Task details: Determine the number of lines where "德格印象" occurs and reply with that number by itself.

※ ※ ※

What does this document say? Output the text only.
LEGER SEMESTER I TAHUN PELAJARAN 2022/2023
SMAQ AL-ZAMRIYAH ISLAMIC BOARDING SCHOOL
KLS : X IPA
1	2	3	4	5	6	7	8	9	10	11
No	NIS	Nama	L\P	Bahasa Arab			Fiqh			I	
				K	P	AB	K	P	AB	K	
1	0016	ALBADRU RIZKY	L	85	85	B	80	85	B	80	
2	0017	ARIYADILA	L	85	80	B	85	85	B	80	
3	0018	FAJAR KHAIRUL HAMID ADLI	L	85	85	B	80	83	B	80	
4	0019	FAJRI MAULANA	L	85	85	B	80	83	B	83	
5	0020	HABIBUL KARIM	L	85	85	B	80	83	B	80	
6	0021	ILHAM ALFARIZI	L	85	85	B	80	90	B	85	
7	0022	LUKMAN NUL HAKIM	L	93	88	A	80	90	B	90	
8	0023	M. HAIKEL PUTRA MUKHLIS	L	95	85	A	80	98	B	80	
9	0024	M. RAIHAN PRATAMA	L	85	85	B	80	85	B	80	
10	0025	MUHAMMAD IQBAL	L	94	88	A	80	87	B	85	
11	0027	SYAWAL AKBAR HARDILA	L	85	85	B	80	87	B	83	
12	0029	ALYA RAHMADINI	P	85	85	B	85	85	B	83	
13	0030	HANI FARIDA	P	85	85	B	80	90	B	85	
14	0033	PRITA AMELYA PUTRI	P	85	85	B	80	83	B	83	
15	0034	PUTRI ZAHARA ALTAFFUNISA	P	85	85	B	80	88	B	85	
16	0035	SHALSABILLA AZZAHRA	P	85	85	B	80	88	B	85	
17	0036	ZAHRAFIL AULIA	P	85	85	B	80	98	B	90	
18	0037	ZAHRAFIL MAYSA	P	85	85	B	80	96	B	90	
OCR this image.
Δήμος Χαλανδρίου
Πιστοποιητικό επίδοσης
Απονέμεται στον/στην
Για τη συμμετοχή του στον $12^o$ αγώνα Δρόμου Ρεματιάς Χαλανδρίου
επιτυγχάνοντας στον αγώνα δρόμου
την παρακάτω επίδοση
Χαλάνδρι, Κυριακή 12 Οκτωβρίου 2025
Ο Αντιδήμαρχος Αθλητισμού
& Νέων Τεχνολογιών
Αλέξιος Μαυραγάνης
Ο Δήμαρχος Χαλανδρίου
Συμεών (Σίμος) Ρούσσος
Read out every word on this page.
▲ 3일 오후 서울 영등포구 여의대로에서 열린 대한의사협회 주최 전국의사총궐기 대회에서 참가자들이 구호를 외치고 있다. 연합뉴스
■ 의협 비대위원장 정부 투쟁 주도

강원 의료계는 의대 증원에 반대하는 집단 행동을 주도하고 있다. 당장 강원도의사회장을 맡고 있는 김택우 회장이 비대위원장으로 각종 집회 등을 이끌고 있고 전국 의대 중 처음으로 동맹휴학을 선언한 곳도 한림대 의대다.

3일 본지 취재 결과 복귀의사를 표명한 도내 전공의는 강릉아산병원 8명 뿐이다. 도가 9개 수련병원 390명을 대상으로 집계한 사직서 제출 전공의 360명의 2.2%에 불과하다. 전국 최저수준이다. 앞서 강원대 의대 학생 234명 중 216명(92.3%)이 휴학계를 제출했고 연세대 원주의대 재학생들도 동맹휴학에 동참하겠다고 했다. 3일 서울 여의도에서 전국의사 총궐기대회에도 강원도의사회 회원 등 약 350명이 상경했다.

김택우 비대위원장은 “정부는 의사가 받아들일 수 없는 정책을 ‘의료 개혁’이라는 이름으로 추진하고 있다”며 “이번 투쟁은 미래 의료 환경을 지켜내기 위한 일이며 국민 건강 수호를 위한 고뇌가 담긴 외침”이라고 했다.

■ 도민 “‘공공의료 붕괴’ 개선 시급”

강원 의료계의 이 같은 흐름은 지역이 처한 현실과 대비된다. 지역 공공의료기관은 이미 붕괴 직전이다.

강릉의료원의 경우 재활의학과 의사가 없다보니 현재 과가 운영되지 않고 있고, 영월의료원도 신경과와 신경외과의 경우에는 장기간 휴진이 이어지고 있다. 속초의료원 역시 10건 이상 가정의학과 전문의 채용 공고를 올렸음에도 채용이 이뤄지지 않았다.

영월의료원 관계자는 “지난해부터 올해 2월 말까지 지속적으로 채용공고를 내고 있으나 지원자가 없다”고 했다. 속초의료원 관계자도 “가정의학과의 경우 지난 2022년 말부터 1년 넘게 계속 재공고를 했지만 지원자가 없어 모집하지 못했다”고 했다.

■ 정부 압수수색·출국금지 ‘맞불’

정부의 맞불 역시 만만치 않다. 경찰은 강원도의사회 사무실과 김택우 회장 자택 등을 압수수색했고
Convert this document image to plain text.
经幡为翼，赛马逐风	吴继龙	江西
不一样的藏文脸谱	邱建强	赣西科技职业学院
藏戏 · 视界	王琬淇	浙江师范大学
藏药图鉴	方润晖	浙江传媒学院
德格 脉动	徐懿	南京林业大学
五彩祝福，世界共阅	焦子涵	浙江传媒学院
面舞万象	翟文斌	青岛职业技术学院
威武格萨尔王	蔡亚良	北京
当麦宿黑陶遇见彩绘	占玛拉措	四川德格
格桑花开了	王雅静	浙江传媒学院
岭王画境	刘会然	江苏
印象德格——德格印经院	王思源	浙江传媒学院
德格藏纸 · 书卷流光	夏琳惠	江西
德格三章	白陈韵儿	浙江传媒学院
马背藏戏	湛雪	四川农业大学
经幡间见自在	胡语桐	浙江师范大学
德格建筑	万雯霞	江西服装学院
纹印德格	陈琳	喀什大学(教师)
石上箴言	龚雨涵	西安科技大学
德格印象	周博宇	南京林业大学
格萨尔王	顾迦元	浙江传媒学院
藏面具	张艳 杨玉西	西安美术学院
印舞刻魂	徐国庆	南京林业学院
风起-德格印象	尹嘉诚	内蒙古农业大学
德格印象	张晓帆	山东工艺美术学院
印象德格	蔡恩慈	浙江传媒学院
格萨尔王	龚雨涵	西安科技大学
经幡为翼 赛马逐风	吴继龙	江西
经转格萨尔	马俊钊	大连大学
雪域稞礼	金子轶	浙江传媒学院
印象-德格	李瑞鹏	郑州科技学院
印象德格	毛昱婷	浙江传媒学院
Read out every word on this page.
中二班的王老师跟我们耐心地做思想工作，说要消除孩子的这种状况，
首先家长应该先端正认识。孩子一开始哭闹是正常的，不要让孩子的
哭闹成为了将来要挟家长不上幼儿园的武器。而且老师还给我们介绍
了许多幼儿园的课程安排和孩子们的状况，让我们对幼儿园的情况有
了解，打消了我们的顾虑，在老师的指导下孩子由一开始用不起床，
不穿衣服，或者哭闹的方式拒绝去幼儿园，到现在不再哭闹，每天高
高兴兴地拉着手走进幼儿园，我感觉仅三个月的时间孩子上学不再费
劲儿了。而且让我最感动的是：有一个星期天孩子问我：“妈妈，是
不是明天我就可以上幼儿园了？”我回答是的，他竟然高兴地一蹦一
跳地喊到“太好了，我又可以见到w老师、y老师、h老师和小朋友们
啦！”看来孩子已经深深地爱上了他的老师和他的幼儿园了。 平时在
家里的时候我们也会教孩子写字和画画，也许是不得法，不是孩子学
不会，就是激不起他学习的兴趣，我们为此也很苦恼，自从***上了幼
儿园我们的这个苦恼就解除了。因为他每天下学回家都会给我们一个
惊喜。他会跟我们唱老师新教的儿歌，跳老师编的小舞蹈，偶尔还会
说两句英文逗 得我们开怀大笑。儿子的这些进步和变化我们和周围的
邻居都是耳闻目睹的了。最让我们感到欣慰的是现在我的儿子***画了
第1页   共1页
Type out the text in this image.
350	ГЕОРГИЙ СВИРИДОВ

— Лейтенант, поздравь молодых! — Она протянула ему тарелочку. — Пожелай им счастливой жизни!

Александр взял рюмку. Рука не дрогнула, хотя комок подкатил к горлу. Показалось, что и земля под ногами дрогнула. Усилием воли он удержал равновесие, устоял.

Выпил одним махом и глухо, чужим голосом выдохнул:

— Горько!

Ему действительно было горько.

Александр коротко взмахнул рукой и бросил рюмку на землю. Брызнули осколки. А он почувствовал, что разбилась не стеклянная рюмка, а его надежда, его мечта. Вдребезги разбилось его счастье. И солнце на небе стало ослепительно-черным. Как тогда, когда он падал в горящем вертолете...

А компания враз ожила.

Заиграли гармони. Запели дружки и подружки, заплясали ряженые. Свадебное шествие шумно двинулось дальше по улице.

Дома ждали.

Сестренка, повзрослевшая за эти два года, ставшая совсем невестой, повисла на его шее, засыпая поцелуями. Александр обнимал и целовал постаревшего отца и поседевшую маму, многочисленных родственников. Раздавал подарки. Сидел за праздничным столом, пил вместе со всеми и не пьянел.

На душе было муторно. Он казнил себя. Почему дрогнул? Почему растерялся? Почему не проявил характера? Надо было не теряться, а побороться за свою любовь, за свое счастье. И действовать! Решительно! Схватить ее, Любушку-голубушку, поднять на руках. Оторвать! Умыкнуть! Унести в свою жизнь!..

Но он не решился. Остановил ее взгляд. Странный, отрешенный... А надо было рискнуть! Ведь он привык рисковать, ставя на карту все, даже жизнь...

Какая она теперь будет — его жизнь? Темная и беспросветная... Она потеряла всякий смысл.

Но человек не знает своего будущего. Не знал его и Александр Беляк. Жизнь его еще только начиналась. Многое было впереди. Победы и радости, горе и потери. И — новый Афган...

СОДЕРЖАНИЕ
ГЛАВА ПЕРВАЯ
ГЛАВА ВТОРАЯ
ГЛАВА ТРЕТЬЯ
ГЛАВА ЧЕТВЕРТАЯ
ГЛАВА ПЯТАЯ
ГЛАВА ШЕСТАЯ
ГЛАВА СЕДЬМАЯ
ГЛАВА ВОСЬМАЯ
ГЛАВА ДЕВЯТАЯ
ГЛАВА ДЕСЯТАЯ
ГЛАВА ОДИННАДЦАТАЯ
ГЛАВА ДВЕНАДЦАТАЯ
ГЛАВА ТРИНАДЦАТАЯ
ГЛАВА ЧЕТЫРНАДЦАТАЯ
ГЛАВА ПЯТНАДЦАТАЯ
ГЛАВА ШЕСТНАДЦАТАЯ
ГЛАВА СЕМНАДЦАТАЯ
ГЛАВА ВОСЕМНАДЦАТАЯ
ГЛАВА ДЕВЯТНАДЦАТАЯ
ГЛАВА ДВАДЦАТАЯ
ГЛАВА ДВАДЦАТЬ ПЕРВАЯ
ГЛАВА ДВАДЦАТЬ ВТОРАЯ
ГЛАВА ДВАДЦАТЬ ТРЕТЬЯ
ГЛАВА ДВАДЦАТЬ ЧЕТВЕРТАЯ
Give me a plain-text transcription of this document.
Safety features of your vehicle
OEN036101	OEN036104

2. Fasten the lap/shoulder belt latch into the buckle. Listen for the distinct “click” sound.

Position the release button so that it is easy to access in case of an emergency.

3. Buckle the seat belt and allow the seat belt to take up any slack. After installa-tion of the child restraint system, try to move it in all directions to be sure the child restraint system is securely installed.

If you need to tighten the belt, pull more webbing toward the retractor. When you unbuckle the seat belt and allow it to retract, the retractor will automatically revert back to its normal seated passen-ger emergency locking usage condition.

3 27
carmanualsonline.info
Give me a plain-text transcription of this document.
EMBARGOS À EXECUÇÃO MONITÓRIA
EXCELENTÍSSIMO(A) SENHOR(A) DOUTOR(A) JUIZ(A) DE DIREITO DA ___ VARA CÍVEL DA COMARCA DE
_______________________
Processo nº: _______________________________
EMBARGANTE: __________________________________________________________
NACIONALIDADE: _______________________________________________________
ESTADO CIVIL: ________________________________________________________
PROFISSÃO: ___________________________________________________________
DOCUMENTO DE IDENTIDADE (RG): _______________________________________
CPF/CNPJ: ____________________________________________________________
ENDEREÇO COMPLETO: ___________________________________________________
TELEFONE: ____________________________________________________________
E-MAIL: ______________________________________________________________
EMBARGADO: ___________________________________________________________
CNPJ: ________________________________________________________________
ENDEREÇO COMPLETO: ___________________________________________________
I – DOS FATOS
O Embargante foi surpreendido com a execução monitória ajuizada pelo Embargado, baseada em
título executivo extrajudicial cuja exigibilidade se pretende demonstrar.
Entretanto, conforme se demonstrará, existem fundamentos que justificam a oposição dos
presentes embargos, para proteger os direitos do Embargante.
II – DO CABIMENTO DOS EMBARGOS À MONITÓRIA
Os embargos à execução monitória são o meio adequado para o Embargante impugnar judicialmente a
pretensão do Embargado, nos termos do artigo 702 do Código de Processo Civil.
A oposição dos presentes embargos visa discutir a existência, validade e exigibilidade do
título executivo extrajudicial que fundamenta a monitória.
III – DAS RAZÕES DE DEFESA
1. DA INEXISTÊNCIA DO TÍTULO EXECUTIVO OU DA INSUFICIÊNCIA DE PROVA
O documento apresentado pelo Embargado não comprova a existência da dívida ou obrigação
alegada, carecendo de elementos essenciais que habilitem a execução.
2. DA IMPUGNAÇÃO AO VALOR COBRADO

※ ※ ※

Full output: 3